Task instructions => For each line below that contains the string "JSON", copy that line.

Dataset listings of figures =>
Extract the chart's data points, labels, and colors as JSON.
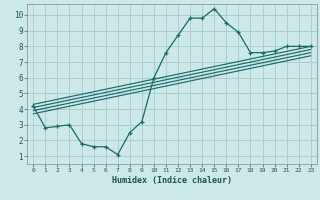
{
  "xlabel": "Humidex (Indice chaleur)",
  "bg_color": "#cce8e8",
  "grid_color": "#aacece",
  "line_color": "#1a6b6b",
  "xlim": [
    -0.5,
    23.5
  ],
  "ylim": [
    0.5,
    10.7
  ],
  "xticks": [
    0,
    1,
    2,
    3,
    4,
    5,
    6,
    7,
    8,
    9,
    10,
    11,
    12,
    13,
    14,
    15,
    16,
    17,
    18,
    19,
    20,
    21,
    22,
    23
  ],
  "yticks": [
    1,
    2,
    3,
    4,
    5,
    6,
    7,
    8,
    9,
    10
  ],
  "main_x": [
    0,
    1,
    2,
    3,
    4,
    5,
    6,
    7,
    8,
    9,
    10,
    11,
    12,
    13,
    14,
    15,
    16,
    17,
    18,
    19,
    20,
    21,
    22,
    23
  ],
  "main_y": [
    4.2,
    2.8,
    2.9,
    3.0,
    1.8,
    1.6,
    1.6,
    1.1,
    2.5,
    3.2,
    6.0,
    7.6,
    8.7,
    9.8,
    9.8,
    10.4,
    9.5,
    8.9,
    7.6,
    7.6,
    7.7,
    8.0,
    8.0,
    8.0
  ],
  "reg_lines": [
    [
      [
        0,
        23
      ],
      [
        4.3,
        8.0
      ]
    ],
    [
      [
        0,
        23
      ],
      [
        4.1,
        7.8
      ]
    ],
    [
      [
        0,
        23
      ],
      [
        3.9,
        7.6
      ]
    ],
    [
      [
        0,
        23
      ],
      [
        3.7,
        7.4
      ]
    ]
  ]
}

---

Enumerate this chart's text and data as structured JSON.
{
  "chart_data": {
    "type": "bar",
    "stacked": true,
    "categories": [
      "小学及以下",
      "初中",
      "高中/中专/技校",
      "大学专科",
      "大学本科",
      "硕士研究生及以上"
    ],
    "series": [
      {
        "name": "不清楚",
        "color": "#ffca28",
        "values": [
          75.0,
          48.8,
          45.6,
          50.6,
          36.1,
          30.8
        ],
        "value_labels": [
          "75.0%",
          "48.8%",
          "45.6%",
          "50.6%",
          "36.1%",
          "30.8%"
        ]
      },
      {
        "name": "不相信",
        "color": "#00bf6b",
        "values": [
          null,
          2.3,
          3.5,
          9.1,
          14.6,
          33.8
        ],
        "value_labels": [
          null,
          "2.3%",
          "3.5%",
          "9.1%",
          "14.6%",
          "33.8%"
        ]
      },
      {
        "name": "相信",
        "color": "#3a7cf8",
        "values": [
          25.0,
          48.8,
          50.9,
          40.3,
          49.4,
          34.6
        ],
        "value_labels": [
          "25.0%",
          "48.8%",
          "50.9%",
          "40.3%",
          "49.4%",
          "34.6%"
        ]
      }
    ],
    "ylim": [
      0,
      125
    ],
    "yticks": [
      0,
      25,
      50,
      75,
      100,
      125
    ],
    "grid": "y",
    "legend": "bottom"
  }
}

Exercise output =>
Extract the chart's data points, labels, and colors as JSON.
Enumerate this chart's text and data as structured JSON.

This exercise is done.